Exercise description.
Set down the whole listing verbatim.
──────── Data for this exercise
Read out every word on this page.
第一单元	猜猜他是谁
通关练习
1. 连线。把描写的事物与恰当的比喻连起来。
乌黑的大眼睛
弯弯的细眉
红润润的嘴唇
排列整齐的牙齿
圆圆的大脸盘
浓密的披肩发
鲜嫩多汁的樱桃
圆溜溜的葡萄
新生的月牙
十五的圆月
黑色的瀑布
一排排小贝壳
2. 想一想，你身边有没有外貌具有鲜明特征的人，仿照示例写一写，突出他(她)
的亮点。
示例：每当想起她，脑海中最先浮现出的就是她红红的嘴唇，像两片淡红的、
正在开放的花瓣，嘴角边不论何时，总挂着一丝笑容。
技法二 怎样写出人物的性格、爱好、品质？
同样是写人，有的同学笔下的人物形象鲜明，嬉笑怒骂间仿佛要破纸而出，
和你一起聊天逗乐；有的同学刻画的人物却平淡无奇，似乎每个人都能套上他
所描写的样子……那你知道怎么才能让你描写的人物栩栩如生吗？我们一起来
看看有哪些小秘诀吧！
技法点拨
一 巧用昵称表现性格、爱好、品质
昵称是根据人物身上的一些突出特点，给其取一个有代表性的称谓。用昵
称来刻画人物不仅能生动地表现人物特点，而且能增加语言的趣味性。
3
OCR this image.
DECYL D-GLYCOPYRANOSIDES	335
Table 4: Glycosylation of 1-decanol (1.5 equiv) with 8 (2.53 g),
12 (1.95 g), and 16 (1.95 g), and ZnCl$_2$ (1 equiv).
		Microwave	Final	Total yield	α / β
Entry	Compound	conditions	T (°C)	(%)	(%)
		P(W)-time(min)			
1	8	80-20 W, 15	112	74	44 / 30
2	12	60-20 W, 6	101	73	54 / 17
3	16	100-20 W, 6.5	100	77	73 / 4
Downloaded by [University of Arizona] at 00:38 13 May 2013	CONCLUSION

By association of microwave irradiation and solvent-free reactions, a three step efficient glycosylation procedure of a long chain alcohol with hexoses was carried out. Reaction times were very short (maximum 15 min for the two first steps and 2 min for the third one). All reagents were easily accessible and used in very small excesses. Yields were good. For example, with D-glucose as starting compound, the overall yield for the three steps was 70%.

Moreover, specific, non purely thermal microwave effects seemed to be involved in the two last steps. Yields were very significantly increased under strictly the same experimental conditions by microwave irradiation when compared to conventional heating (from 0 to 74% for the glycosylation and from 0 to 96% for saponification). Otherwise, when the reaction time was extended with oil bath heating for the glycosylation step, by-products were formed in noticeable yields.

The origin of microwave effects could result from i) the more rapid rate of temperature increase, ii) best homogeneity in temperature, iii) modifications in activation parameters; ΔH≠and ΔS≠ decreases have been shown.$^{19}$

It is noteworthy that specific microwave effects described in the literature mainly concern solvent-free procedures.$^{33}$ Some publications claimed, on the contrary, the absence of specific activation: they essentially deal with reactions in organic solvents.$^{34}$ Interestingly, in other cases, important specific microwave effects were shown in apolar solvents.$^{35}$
────────────────
Task output.
Read out every word on this page.
第一单元	猜猜他是谁
通关练习
1. 连线。把描写的事物与恰当的比喻连起来。
乌黑的大眼睛
弯弯的细眉
红润润的嘴唇
排列整齐的牙齿
圆圆的大脸盘
浓密的披肩发
鲜嫩多汁的樱桃
圆溜溜的葡萄
新生的月牙
十五的圆月
黑色的瀑布
一排排小贝壳
2. 想一想，你身边有没有外貌具有鲜明特征的人，仿照示例写一写，突出他(她)
的亮点。
示例：每当想起她，脑海中最先浮现出的就是她红红的嘴唇，像两片淡红的、
正在开放的花瓣，嘴角边不论何时，总挂着一丝笑容。
技法二 怎样写出人物的性格、爱好、品质？
同样是写人，有的同学笔下的人物形象鲜明，嬉笑怒骂间仿佛要破纸而出，
和你一起聊天逗乐；有的同学刻画的人物却平淡无奇，似乎每个人都能套上他
所描写的样子……那你知道怎么才能让你描写的人物栩栩如生吗？我们一起来
看看有哪些小秘诀吧！
技法点拨
一 巧用昵称表现性格、爱好、品质
昵称是根据人物身上的一些突出特点，给其取一个有代表性的称谓。用昵
称来刻画人物不仅能生动地表现人物特点，而且能增加语言的趣味性。
3
OCR this image.
DECYL D-GLYCOPYRANOSIDES	335
Table 4: Glycosylation of 1-decanol (1.5 equiv) with 8 (2.53 g),
12 (1.95 g), and 16 (1.95 g), and ZnCl$_2$ (1 equiv).
		Microwave	Final	Total yield	α / β
Entry	Compound	conditions	T (°C)	(%)	(%)
		P(W)-time(min)			
1	8	80-20 W, 15	112	74	44 / 30
2	12	60-20 W, 6	101	73	54 / 17
3	16	100-20 W, 6.5	100	77	73 / 4
Downloaded by [University of Arizona] at 00:38 13 May 2013	CONCLUSION

By association of microwave irradiation and solvent-free reactions, a three step efficient glycosylation procedure of a long chain alcohol with hexoses was carried out. Reaction times were very short (maximum 15 min for the two first steps and 2 min for the third one). All reagents were easily accessible and used in very small excesses. Yields were good. For example, with D-glucose as starting compound, the overall yield for the three steps was 70%.

Moreover, specific, non purely thermal microwave effects seemed to be involved in the two last steps. Yields were very significantly increased under strictly the same experimental conditions by microwave irradiation when compared to conventional heating (from 0 to 74% for the glycosylation and from 0 to 96% for saponification). Otherwise, when the reaction time was extended with oil bath heating for the glycosylation step, by-products were formed in noticeable yields.

The origin of microwave effects could result from i) the more rapid rate of temperature increase, ii) best homogeneity in temperature, iii) modifications in activation parameters; ΔH≠and ΔS≠ decreases have been shown.$^{19}$

It is noteworthy that specific microwave effects described in the literature mainly concern solvent-free procedures.$^{33}$ Some publications claimed, on the contrary, the absence of specific activation: they essentially deal with reactions in organic solvents.$^{34}$ Interestingly, in other cases, important specific microwave effects were shown in apolar solvents.$^{35}$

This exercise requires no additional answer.